Look below. Copy each line that has "Proportion" in it.

[START Records shown]

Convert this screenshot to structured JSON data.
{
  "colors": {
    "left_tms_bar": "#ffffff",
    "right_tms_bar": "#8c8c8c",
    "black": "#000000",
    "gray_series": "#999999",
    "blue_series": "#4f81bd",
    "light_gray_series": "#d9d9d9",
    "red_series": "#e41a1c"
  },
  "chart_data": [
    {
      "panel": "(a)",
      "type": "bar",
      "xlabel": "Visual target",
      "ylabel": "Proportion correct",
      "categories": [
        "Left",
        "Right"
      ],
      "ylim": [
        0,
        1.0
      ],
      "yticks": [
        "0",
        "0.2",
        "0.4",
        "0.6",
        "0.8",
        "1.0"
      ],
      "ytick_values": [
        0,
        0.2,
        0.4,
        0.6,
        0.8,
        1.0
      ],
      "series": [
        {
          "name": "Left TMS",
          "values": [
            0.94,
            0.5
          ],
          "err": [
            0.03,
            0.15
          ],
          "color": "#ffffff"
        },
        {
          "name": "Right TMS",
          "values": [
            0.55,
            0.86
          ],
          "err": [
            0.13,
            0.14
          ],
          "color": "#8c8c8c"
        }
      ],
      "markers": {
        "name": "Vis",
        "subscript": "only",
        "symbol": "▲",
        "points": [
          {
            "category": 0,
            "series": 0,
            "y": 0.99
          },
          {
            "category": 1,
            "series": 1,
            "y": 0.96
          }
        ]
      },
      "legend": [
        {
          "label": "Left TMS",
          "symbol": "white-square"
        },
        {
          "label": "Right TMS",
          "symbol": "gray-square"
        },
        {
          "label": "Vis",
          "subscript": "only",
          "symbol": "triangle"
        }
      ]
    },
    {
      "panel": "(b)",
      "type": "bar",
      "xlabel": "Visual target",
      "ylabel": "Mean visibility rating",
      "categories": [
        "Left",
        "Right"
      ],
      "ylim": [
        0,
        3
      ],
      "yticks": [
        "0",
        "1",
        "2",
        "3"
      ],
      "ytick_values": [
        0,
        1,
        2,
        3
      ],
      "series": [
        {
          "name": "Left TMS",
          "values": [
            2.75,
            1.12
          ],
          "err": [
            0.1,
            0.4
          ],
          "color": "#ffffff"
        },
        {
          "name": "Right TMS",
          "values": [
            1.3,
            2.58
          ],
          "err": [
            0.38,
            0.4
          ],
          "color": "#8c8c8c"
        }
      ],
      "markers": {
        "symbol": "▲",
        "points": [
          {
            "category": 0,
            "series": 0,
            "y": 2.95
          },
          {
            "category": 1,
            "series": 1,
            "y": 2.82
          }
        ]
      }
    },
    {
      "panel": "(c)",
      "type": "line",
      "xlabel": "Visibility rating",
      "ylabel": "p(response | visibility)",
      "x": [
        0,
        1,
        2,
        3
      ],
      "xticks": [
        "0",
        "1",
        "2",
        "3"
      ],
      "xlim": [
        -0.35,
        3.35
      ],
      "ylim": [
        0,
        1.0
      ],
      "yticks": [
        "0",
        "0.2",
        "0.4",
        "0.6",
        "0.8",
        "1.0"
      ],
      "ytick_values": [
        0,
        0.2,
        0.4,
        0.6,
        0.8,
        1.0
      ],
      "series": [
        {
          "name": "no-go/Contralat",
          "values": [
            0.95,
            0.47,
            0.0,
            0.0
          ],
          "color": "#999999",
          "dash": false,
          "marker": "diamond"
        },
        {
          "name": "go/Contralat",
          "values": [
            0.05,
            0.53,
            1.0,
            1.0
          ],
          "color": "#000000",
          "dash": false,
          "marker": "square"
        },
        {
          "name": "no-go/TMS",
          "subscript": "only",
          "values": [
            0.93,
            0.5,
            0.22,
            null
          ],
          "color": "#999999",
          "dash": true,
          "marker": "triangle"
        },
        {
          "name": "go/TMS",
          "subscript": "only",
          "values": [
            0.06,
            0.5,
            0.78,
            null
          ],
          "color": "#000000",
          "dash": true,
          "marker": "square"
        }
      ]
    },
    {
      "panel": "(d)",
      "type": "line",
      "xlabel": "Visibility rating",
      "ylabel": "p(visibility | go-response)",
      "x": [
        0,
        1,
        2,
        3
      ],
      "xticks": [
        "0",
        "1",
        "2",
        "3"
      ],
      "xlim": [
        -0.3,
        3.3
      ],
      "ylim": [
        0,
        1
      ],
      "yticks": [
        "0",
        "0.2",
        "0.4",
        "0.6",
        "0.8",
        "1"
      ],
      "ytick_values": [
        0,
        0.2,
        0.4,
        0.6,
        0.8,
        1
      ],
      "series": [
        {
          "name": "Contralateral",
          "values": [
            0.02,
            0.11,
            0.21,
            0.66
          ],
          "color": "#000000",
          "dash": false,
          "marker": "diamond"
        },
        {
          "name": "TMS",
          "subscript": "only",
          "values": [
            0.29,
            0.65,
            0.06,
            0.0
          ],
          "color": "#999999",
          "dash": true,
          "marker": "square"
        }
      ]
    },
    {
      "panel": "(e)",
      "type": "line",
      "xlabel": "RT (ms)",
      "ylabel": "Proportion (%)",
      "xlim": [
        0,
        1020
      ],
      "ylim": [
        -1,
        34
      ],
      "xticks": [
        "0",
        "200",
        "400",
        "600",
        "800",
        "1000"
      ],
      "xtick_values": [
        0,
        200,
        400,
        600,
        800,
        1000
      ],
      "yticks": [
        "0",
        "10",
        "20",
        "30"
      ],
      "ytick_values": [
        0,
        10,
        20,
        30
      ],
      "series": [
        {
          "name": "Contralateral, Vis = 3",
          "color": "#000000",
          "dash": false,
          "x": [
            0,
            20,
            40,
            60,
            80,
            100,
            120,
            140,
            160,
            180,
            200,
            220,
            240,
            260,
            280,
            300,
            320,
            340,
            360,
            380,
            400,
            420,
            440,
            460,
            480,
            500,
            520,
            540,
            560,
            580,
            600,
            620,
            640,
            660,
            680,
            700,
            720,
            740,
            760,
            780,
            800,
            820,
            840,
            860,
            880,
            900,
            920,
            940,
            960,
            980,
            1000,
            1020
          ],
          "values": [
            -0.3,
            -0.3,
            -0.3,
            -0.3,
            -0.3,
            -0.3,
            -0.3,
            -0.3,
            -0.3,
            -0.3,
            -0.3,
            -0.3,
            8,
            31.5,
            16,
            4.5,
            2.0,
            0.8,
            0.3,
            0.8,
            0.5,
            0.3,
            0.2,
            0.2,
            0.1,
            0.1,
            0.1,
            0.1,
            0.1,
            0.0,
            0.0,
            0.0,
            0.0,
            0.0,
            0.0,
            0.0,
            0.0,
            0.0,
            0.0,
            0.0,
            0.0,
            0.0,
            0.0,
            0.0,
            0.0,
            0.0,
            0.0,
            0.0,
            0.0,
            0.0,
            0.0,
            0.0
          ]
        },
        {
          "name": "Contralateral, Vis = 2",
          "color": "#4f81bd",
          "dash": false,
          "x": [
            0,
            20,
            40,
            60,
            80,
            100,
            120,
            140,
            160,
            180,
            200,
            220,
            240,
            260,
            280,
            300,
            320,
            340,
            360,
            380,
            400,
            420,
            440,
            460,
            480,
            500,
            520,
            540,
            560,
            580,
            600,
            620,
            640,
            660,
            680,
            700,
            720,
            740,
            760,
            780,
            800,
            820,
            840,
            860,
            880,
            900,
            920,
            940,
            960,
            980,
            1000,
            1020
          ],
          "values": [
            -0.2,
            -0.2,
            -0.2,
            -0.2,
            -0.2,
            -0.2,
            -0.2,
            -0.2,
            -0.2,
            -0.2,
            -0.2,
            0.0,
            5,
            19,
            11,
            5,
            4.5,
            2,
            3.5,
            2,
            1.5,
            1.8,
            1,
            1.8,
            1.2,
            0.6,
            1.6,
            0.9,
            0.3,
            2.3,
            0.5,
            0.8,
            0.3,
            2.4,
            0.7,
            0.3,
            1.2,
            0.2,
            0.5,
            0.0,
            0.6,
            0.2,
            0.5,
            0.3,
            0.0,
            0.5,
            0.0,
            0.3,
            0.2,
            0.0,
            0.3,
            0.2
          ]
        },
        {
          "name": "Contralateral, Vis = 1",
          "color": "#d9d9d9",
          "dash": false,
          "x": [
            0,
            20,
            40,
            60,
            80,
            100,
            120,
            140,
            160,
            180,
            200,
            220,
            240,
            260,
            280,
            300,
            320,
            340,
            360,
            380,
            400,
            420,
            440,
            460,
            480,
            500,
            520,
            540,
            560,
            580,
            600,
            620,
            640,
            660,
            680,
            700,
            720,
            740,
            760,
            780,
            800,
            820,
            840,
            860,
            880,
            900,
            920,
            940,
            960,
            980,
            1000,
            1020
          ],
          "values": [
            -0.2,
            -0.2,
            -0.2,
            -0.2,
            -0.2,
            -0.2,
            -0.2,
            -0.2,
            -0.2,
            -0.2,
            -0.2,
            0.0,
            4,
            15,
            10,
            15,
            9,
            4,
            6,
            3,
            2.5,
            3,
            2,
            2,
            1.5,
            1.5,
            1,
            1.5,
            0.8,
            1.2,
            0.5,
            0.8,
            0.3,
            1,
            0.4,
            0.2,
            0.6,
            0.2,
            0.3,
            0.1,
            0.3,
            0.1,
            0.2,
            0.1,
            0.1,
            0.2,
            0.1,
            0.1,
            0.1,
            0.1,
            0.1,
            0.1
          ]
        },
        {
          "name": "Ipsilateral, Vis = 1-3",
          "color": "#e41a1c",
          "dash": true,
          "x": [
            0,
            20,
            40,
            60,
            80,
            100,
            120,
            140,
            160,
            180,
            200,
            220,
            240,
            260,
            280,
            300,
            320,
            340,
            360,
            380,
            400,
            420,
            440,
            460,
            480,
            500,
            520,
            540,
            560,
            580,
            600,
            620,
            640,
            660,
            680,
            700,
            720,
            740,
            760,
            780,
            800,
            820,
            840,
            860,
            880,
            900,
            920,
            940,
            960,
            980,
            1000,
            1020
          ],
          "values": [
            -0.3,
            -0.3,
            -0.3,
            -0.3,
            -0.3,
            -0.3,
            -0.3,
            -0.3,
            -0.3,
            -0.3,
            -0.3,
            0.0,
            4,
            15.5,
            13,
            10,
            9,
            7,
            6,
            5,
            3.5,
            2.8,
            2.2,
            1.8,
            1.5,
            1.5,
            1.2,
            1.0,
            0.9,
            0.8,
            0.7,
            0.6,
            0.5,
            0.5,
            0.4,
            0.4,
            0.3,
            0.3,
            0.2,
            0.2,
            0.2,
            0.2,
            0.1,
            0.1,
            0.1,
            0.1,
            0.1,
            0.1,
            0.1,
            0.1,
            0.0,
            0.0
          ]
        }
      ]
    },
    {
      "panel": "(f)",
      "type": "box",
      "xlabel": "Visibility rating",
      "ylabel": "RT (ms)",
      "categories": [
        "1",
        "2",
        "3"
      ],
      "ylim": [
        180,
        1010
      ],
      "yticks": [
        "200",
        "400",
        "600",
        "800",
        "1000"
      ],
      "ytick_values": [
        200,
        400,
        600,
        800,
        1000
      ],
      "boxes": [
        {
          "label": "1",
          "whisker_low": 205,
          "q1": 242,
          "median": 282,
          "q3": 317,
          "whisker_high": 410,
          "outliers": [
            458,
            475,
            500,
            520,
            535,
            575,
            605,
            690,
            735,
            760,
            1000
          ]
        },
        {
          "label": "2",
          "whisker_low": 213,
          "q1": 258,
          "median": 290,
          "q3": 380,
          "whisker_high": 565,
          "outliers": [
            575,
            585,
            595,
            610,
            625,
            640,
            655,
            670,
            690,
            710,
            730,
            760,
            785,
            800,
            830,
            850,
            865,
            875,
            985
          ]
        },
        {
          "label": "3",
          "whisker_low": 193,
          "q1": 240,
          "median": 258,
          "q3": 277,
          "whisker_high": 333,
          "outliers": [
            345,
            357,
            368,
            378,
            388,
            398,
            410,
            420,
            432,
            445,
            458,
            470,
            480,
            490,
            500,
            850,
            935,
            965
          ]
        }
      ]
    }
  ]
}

[END Records shown]

▶ **Result of the task**
      "ylabel": "Proportion correct",
      "ylabel": "Proportion (%)",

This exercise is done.